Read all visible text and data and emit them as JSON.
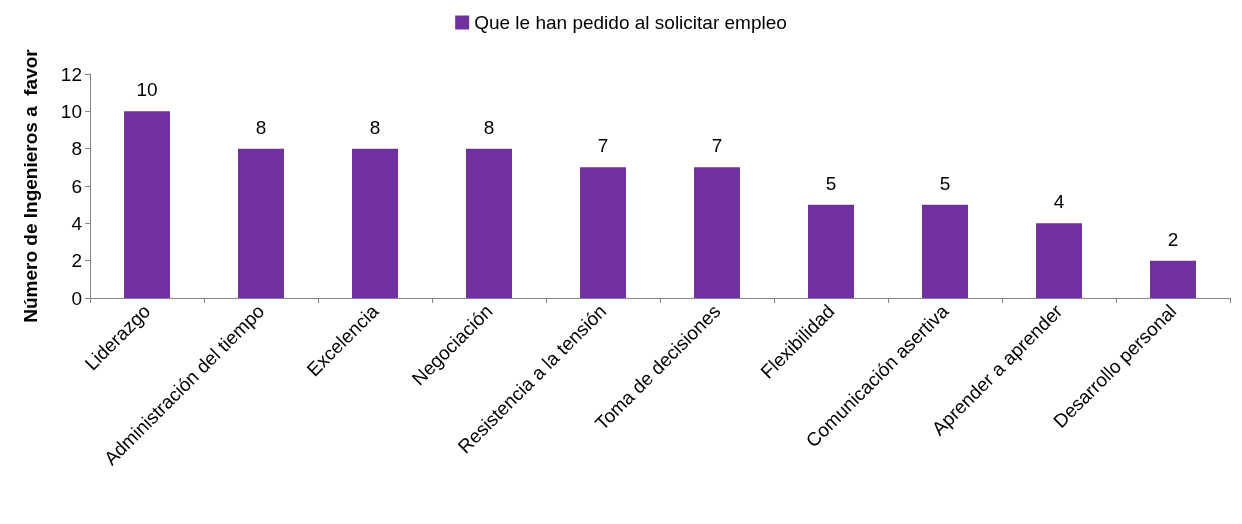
{
  "chart_data": {
    "type": "bar",
    "ylabel": "Número de Ingenieros a  favor",
    "categories": [
      "Liderazgo",
      "Administración del tiempo",
      "Excelencia",
      "Negociación",
      "Resistencia a la tensión",
      "Toma de decisiones",
      "Flexibilidad",
      "Comunicación asertiva",
      "Aprender a aprender",
      "Desarrollo personal"
    ],
    "series": [
      {
        "name": "Que le han pedido al solicitar empleo",
        "color": "#7030a0",
        "values": [
          10,
          8,
          8,
          8,
          7,
          7,
          5,
          5,
          4,
          2
        ]
      }
    ],
    "ylim": [
      0,
      12
    ],
    "yticks": [
      0,
      2,
      4,
      6,
      8,
      10,
      12
    ],
    "grid": false,
    "legend": "top",
    "data_labels": true
  }
}
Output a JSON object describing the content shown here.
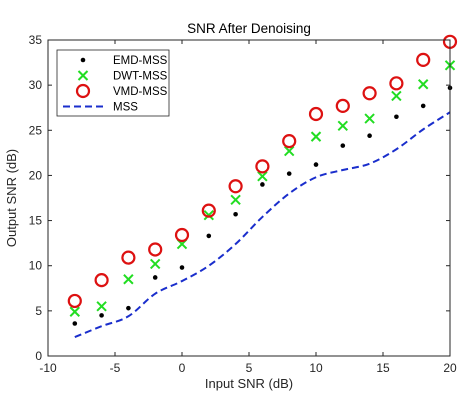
{
  "chart_data": {
    "type": "scatter",
    "title": "SNR After Denoising",
    "xlabel": "Input SNR (dB)",
    "ylabel": "Output SNR (dB)",
    "xlim": [
      -10,
      20
    ],
    "ylim": [
      0,
      35
    ],
    "xticks": [
      -10,
      -5,
      0,
      5,
      10,
      15,
      20
    ],
    "yticks": [
      0,
      5,
      10,
      15,
      20,
      25,
      30,
      35
    ],
    "grid": false,
    "legend_position": "top-left",
    "series": [
      {
        "name": "EMD-MSS",
        "marker": "dot",
        "color": "#000000",
        "x": [
          -8,
          -6,
          -4,
          -2,
          0,
          2,
          4,
          6,
          8,
          10,
          12,
          14,
          16,
          18,
          20
        ],
        "y": [
          3.6,
          4.5,
          5.3,
          8.7,
          9.8,
          13.3,
          15.7,
          19.0,
          20.2,
          21.2,
          23.3,
          24.4,
          26.5,
          27.7,
          29.7
        ]
      },
      {
        "name": "DWT-MSS",
        "marker": "x",
        "color": "#22dd22",
        "x": [
          -8,
          -6,
          -4,
          -2,
          0,
          2,
          4,
          6,
          8,
          10,
          12,
          14,
          16,
          18,
          20
        ],
        "y": [
          4.9,
          5.5,
          8.5,
          10.2,
          12.4,
          15.6,
          17.3,
          19.9,
          22.7,
          24.3,
          25.5,
          26.3,
          28.8,
          30.1,
          32.2
        ]
      },
      {
        "name": "VMD-MSS",
        "marker": "circle",
        "color": "#dd1111",
        "x": [
          -8,
          -6,
          -4,
          -2,
          0,
          2,
          4,
          6,
          8,
          10,
          12,
          14,
          16,
          18,
          20
        ],
        "y": [
          6.1,
          8.4,
          10.9,
          11.8,
          13.4,
          16.1,
          18.8,
          21.0,
          23.8,
          26.8,
          27.7,
          29.1,
          30.2,
          32.8,
          34.8
        ]
      },
      {
        "name": "MSS",
        "marker": "dashed-line",
        "color": "#1a2ecc",
        "x": [
          -8,
          -6,
          -4,
          -2,
          0,
          2,
          4,
          6,
          8,
          10,
          12,
          14,
          16,
          18,
          20
        ],
        "y": [
          2.1,
          3.3,
          4.4,
          6.9,
          8.3,
          10.0,
          12.4,
          15.4,
          18.0,
          19.8,
          20.6,
          21.3,
          22.9,
          25.1,
          27.0
        ]
      }
    ]
  }
}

# # # # # # #

Given instruction:
Exclude the images, then output the data above word for word.

Answer to this task:
Read all visible text and data and emit them as JSON.
{
  "chart_data": {
    "type": "bar",
    "ylabel": "Número de Ingenieros a  favor",
    "categories": [
      "Liderazgo",
      "Administración del tiempo",
      "Excelencia",
      "Negociación",
      "Resistencia a la tensión",
      "Toma de decisiones",
      "Flexibilidad",
      "Comunicación asertiva",
      "Aprender a aprender",
      "Desarrollo personal"
    ],
    "series": [
      {
        "name": "Que le han pedido al solicitar empleo",
        "color": "#7030a0",
        "values": [
          10,
          8,
          8,
          8,
          7,
          7,
          5,
          5,
          4,
          2
        ]
      }
    ],
    "ylim": [
      0,
      12
    ],
    "yticks": [
      0,
      2,
      4,
      6,
      8,
      10,
      12
    ],
    "grid": false,
    "legend": "top",
    "data_labels": true
  }
}
Output a JSON object describing the content shown here.
{
  "chart_data": {
    "type": "scatter",
    "title": "SNR After Denoising",
    "xlabel": "Input SNR (dB)",
    "ylabel": "Output SNR (dB)",
    "xlim": [
      -10,
      20
    ],
    "ylim": [
      0,
      35
    ],
    "xticks": [
      -10,
      -5,
      0,
      5,
      10,
      15,
      20
    ],
    "yticks": [
      0,
      5,
      10,
      15,
      20,
      25,
      30,
      35
    ],
    "grid": false,
    "legend_position": "top-left",
    "series": [
      {
        "name": "EMD-MSS",
        "marker": "dot",
        "color": "#000000",
        "x": [
          -8,
          -6,
          -4,
          -2,
          0,
          2,
          4,
          6,
          8,
          10,
          12,
          14,
          16,
          18,
          20
        ],
        "y": [
          3.6,
          4.5,
          5.3,
          8.7,
          9.8,
          13.3,
          15.7,
          19.0,
          20.2,
          21.2,
          23.3,
          24.4,
          26.5,
          27.7,
          29.7
        ]
      },
      {
        "name": "DWT-MSS",
        "marker": "x",
        "color": "#22dd22",
        "x": [
          -8,
          -6,
          -4,
          -2,
          0,
          2,
          4,
          6,
          8,
          10,
          12,
          14,
          16,
          18,
          20
        ],
        "y": [
          4.9,
          5.5,
          8.5,
          10.2,
          12.4,
          15.6,
          17.3,
          19.9,
          22.7,
          24.3,
          25.5,
          26.3,
          28.8,
          30.1,
          32.2
        ]
      },
      {
        "name": "VMD-MSS",
        "marker": "circle",
        "color": "#dd1111",
        "x": [
          -8,
          -6,
          -4,
          -2,
          0,
          2,
          4,
          6,
          8,
          10,
          12,
          14,
          16,
          18,
          20
        ],
        "y": [
          6.1,
          8.4,
          10.9,
          11.8,
          13.4,
          16.1,
          18.8,
          21.0,
          23.8,
          26.8,
          27.7,
          29.1,
          30.2,
          32.8,
          34.8
        ]
      },
      {
        "name": "MSS",
        "marker": "dashed-line",
        "color": "#1a2ecc",
        "x": [
          -8,
          -6,
          -4,
          -2,
          0,
          2,
          4,
          6,
          8,
          10,
          12,
          14,
          16,
          18,
          20
        ],
        "y": [
          2.1,
          3.3,
          4.4,
          6.9,
          8.3,
          10.0,
          12.4,
          15.4,
          18.0,
          19.8,
          20.6,
          21.3,
          22.9,
          25.1,
          27.0
        ]
      }
    ]
  }
}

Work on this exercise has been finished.